- Task brief:
Transcribe the records exactly. Pictures do not belong in the transcription.
# Given data start
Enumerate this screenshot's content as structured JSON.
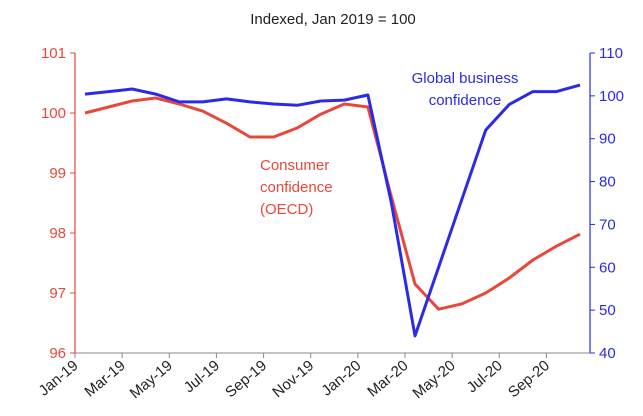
{
  "chart_data": {
    "type": "line",
    "title": "Indexed, Jan 2019 = 100",
    "categories": [
      "Jan-19",
      null,
      "Mar-19",
      null,
      "May-19",
      null,
      "Jul-19",
      null,
      "Sep-19",
      null,
      "Nov-19",
      null,
      "Jan-20",
      null,
      "Mar-20",
      null,
      "May-20",
      null,
      "Jul-20",
      null,
      "Sep-20",
      null
    ],
    "series": [
      {
        "name": "Consumer confidence (OECD)",
        "label_lines": [
          "Consumer",
          "confidence",
          "(OECD)"
        ],
        "color": "#e8483a",
        "axis": "y",
        "values": [
          100.0,
          100.1,
          100.2,
          100.25,
          100.15,
          100.03,
          99.83,
          99.6,
          99.6,
          99.75,
          99.98,
          100.15,
          100.1,
          98.6,
          97.15,
          96.73,
          96.82,
          97.0,
          97.25,
          97.55,
          97.78,
          97.98
        ]
      },
      {
        "name": "Global business confidence",
        "label_lines": [
          "Global business",
          "confidence"
        ],
        "color": "#2b2be6",
        "axis": "y2",
        "values": [
          100.4,
          101,
          101.6,
          100.4,
          98.6,
          98.6,
          99.3,
          98.6,
          98.1,
          97.8,
          98.8,
          99,
          100.2,
          75,
          44,
          60,
          76,
          92,
          98,
          101,
          101,
          102.5
        ]
      }
    ],
    "ylim": [
      96,
      101
    ],
    "yticks": [
      96,
      97,
      98,
      99,
      100,
      101
    ],
    "y2lim": [
      40,
      110
    ],
    "y2ticks": [
      40,
      50,
      60,
      70,
      80,
      90,
      100,
      110
    ]
  }
}
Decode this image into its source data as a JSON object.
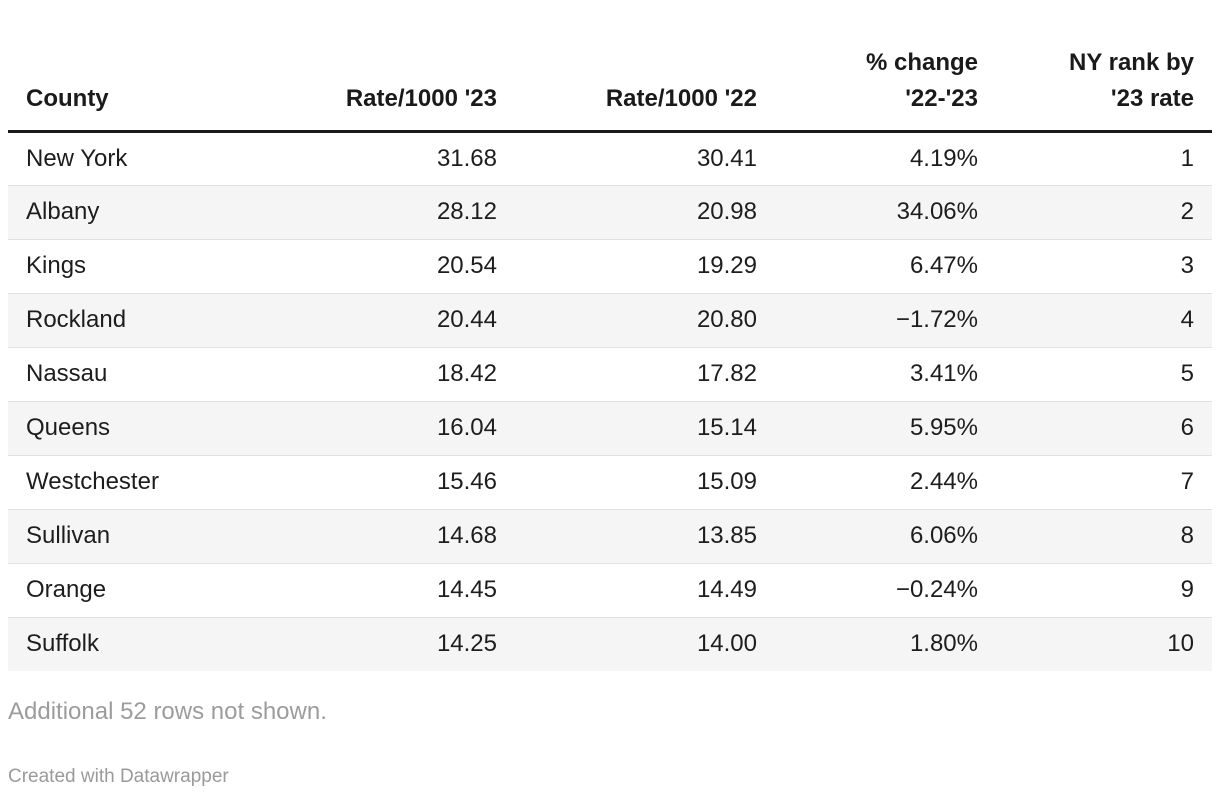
{
  "chart_data": {
    "type": "table",
    "columns": [
      {
        "label": "County",
        "align": "left"
      },
      {
        "label": "Rate/1000 '23",
        "align": "right"
      },
      {
        "label": "Rate/1000 '22",
        "align": "right"
      },
      {
        "label": "% change\n'22-'23",
        "align": "right"
      },
      {
        "label": "NY rank by\n'23 rate",
        "align": "right"
      }
    ],
    "rows": [
      [
        "New York",
        "31.68",
        "30.41",
        "4.19%",
        "1"
      ],
      [
        "Albany",
        "28.12",
        "20.98",
        "34.06%",
        "2"
      ],
      [
        "Kings",
        "20.54",
        "19.29",
        "6.47%",
        "3"
      ],
      [
        "Rockland",
        "20.44",
        "20.80",
        "−1.72%",
        "4"
      ],
      [
        "Nassau",
        "18.42",
        "17.82",
        "3.41%",
        "5"
      ],
      [
        "Queens",
        "16.04",
        "15.14",
        "5.95%",
        "6"
      ],
      [
        "Westchester",
        "15.46",
        "15.09",
        "2.44%",
        "7"
      ],
      [
        "Sullivan",
        "14.68",
        "13.85",
        "6.06%",
        "8"
      ],
      [
        "Orange",
        "14.45",
        "14.49",
        "−0.24%",
        "9"
      ],
      [
        "Suffolk",
        "14.25",
        "14.00",
        "1.80%",
        "10"
      ]
    ],
    "note": "Additional 52 rows not shown.",
    "attribution": "Created with Datawrapper",
    "layout_hints": {
      "striped_rows": "even rows shaded",
      "header_rule_color": "#1a1a1a",
      "stripe_color": "#f5f5f5",
      "divider_color": "#e1e1e1",
      "muted_text_color": "#9c9c9c"
    }
  }
}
# Given data end
- Correct result:
Enumerate this screenshot's content as structured JSON.
{
  "chart_data": {
    "type": "line",
    "title": "Indexed, Jan 2019 = 100",
    "categories": [
      "Jan-19",
      null,
      "Mar-19",
      null,
      "May-19",
      null,
      "Jul-19",
      null,
      "Sep-19",
      null,
      "Nov-19",
      null,
      "Jan-20",
      null,
      "Mar-20",
      null,
      "May-20",
      null,
      "Jul-20",
      null,
      "Sep-20",
      null
    ],
    "series": [
      {
        "name": "Consumer confidence (OECD)",
        "label_lines": [
          "Consumer",
          "confidence",
          "(OECD)"
        ],
        "color": "#e8483a",
        "axis": "y",
        "values": [
          100.0,
          100.1,
          100.2,
          100.25,
          100.15,
          100.03,
          99.83,
          99.6,
          99.6,
          99.75,
          99.98,
          100.15,
          100.1,
          98.6,
          97.15,
          96.73,
          96.82,
          97.0,
          97.25,
          97.55,
          97.78,
          97.98
        ]
      },
      {
        "name": "Global business confidence",
        "label_lines": [
          "Global business",
          "confidence"
        ],
        "color": "#2b2be6",
        "axis": "y2",
        "values": [
          100.4,
          101,
          101.6,
          100.4,
          98.6,
          98.6,
          99.3,
          98.6,
          98.1,
          97.8,
          98.8,
          99,
          100.2,
          75,
          44,
          60,
          76,
          92,
          98,
          101,
          101,
          102.5
        ]
      }
    ],
    "ylim": [
      96,
      101
    ],
    "yticks": [
      96,
      97,
      98,
      99,
      100,
      101
    ],
    "y2lim": [
      40,
      110
    ],
    "y2ticks": [
      40,
      50,
      60,
      70,
      80,
      90,
      100,
      110
    ]
  }
}
Decode this image into its source data as a JSON object.
{
  "chart_data": {
    "type": "table",
    "columns": [
      {
        "label": "County",
        "align": "left"
      },
      {
        "label": "Rate/1000 '23",
        "align": "right"
      },
      {
        "label": "Rate/1000 '22",
        "align": "right"
      },
      {
        "label": "% change\n'22-'23",
        "align": "right"
      },
      {
        "label": "NY rank by\n'23 rate",
        "align": "right"
      }
    ],
    "rows": [
      [
        "New York",
        "31.68",
        "30.41",
        "4.19%",
        "1"
      ],
      [
        "Albany",
        "28.12",
        "20.98",
        "34.06%",
        "2"
      ],
      [
        "Kings",
        "20.54",
        "19.29",
        "6.47%",
        "3"
      ],
      [
        "Rockland",
        "20.44",
        "20.80",
        "−1.72%",
        "4"
      ],
      [
        "Nassau",
        "18.42",
        "17.82",
        "3.41%",
        "5"
      ],
      [
        "Queens",
        "16.04",
        "15.14",
        "5.95%",
        "6"
      ],
      [
        "Westchester",
        "15.46",
        "15.09",
        "2.44%",
        "7"
      ],
      [
        "Sullivan",
        "14.68",
        "13.85",
        "6.06%",
        "8"
      ],
      [
        "Orange",
        "14.45",
        "14.49",
        "−0.24%",
        "9"
      ],
      [
        "Suffolk",
        "14.25",
        "14.00",
        "1.80%",
        "10"
      ]
    ],
    "note": "Additional 52 rows not shown.",
    "attribution": "Created with Datawrapper",
    "layout_hints": {
      "striped_rows": "even rows shaded",
      "header_rule_color": "#1a1a1a",
      "stripe_color": "#f5f5f5",
      "divider_color": "#e1e1e1",
      "muted_text_color": "#9c9c9c"
    }
  }
}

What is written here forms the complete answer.